§ PROBLEM DETAILS
Determine which lines of the records include the word "System", and copy them.

:::

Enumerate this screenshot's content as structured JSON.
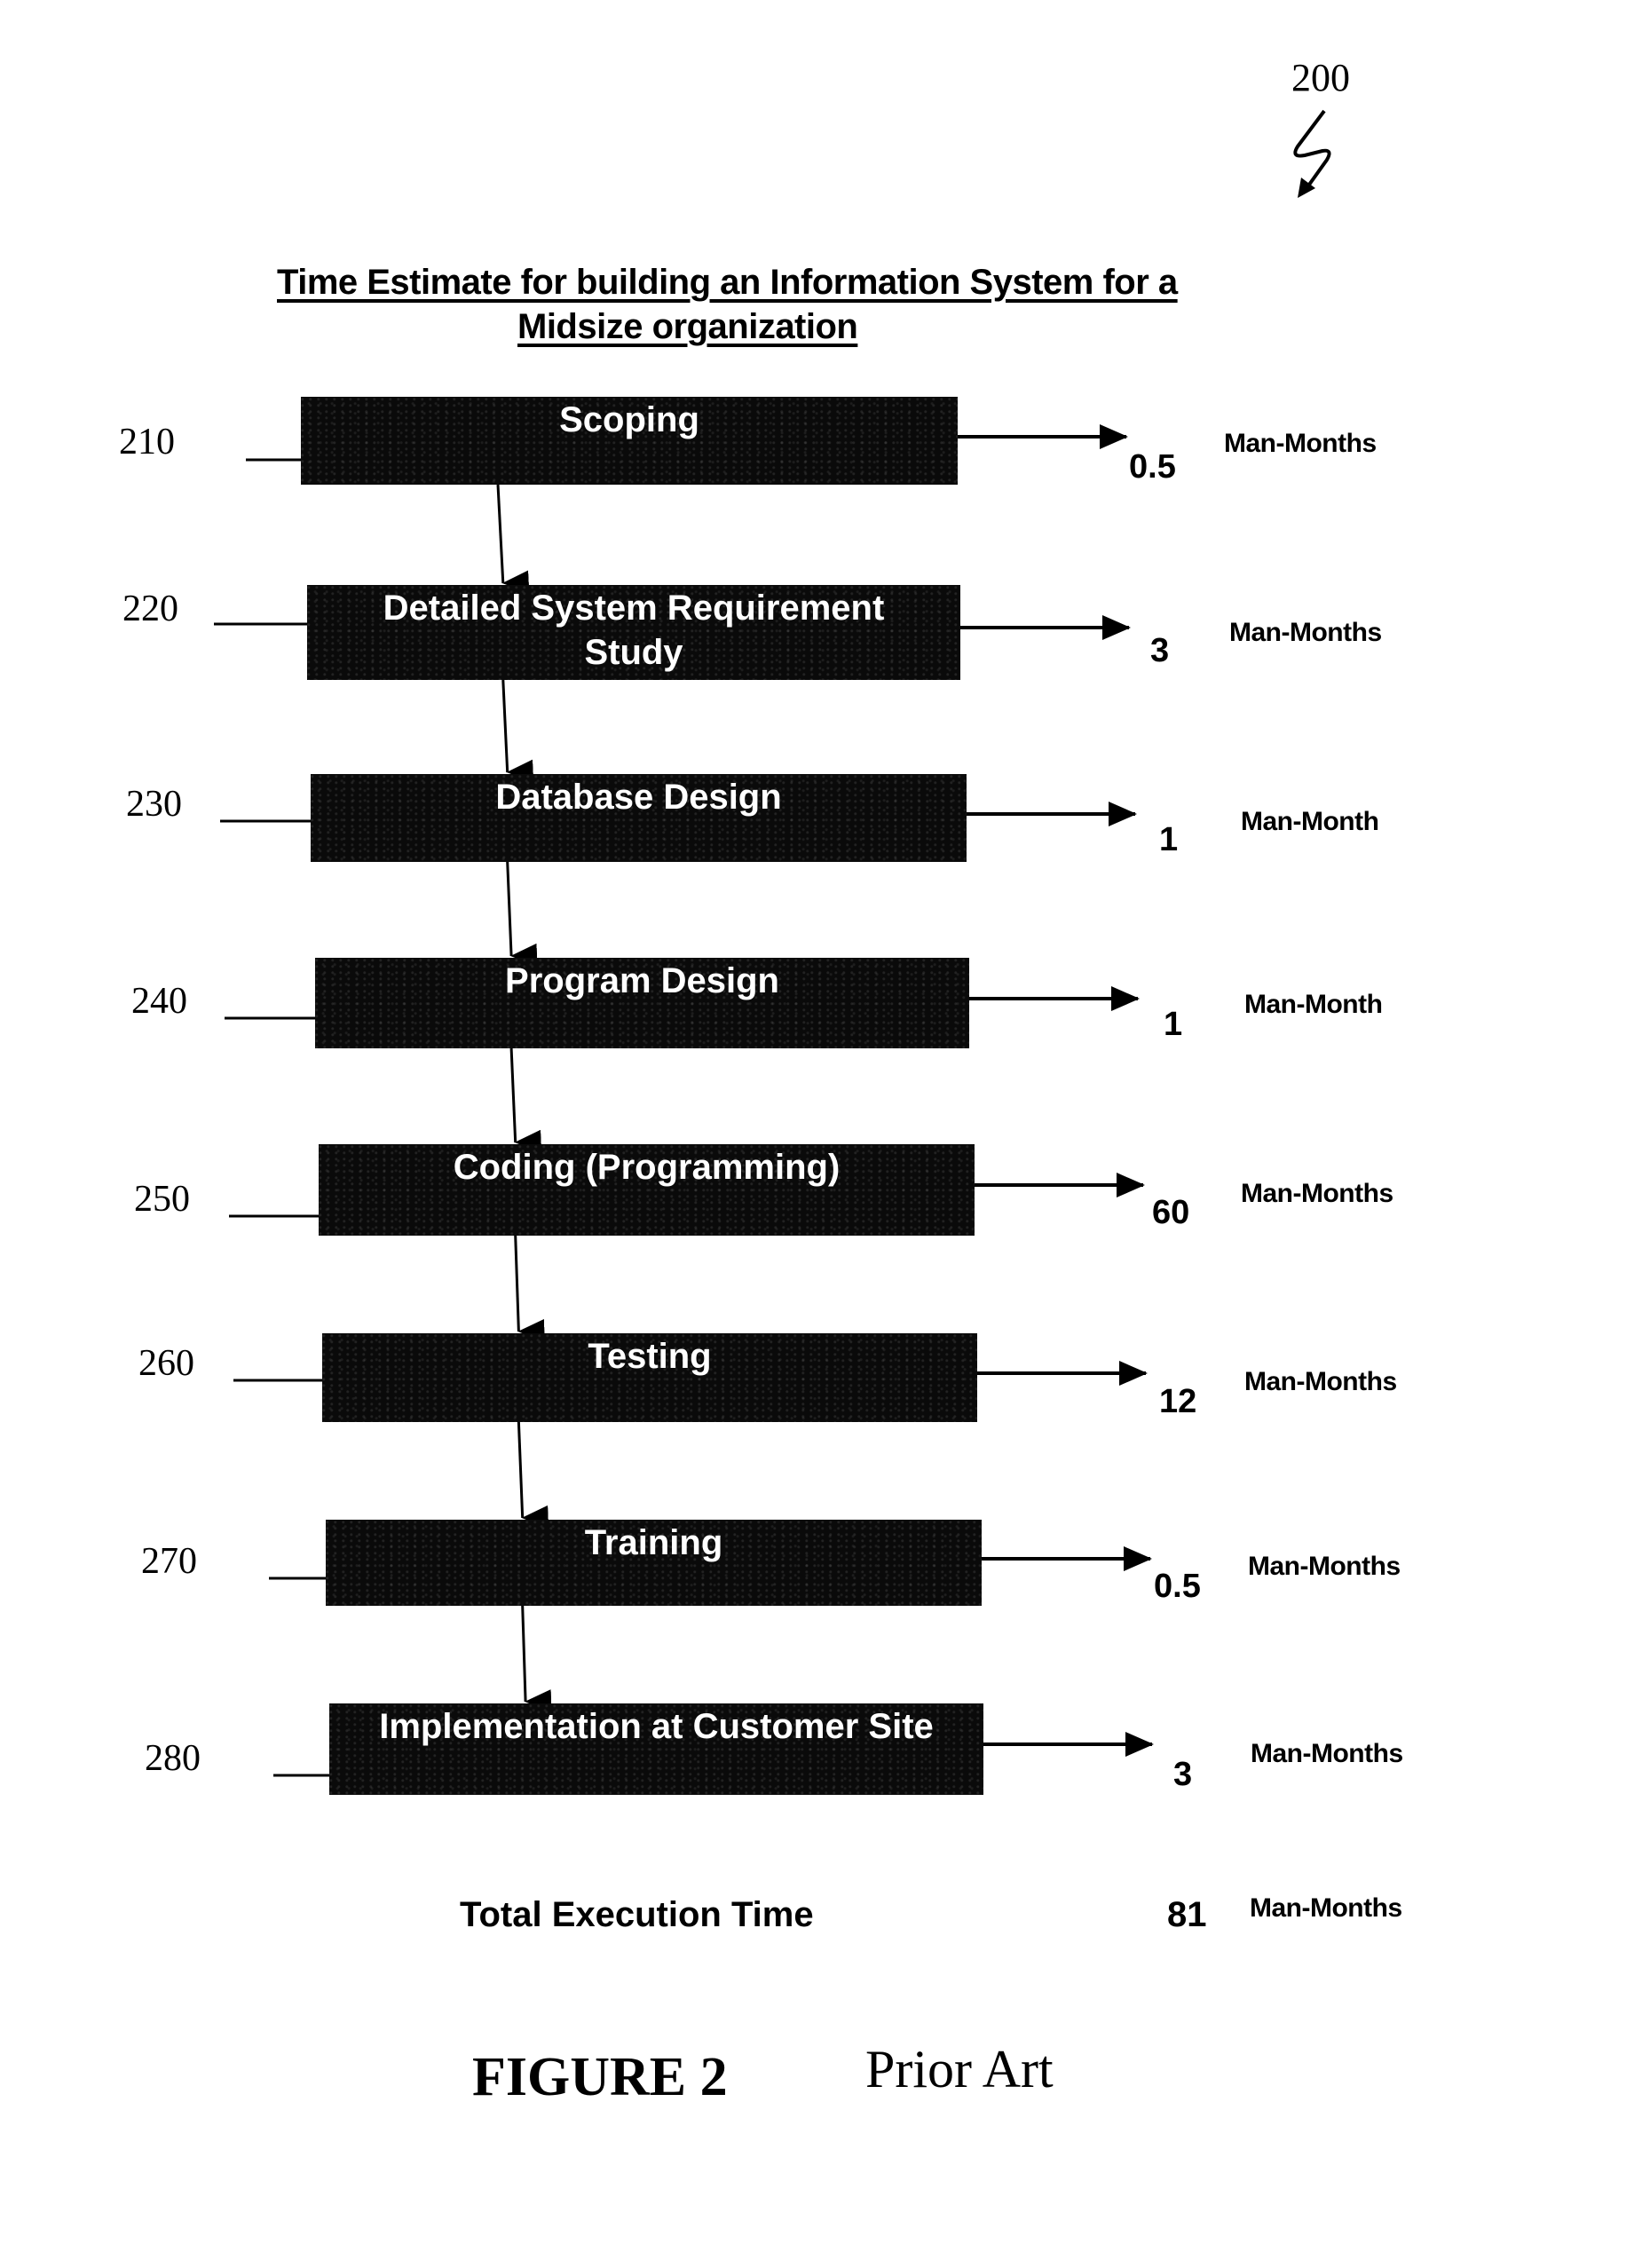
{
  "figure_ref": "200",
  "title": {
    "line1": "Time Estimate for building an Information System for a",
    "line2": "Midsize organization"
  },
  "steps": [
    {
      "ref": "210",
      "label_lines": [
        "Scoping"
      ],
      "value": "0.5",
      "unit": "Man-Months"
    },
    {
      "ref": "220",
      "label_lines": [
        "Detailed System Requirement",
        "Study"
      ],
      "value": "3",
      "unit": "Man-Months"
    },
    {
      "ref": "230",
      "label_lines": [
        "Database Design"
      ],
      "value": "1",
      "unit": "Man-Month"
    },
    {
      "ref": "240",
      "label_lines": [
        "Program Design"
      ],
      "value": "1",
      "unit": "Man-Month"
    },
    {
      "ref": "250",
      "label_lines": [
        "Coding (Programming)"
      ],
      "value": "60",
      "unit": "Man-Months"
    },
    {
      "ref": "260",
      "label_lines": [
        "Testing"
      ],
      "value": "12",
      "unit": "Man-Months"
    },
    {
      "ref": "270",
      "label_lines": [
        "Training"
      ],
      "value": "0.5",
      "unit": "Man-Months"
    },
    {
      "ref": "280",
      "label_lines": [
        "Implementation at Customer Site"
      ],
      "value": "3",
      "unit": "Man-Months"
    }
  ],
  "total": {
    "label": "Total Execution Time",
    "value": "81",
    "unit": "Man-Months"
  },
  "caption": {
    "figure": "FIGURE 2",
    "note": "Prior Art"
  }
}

:::

§ SOLUTION TO THIS EXERCISE
    "line1": "Time Estimate for building an Information System for a",
        "Detailed System Requirement",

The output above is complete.